**Material provided**

=======

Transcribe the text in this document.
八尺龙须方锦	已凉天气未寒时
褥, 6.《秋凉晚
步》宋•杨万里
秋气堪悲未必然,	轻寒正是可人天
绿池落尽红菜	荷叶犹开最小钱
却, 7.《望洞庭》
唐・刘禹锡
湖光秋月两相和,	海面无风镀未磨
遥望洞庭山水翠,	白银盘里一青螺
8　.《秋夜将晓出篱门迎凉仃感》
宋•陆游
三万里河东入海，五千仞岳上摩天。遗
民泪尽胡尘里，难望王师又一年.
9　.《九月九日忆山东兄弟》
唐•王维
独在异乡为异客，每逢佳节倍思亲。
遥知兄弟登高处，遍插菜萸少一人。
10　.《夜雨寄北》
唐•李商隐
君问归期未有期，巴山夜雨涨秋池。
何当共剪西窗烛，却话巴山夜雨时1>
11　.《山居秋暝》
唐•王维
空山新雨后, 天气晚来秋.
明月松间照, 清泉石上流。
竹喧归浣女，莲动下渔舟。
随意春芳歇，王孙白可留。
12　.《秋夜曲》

=======

**Problem details**
Copy all data exactly, start to finish.

**The solution**
Transcribe the text in this document.
八尺龙须方锦	已凉天气未寒时
褥, 6.《秋凉晚
步》宋•杨万里
秋气堪悲未必然,	轻寒正是可人天
绿池落尽红菜	荷叶犹开最小钱
却, 7.《望洞庭》
唐・刘禹锡
湖光秋月两相和,	海面无风镀未磨
遥望洞庭山水翠,	白银盘里一青螺
8　.《秋夜将晓出篱门迎凉仃感》
宋•陆游
三万里河东入海，五千仞岳上摩天。遗
民泪尽胡尘里，难望王师又一年.
9　.《九月九日忆山东兄弟》
唐•王维
独在异乡为异客，每逢佳节倍思亲。
遥知兄弟登高处，遍插菜萸少一人。
10　.《夜雨寄北》
唐•李商隐
君问归期未有期，巴山夜雨涨秋池。
何当共剪西窗烛，却话巴山夜雨时1>
11　.《山居秋暝》
唐•王维
空山新雨后, 天气晚来秋.
明月松间照, 清泉石上流。
竹喧归浣女，莲动下渔舟。
随意春芳歇，王孙白可留。
12　.《秋夜曲》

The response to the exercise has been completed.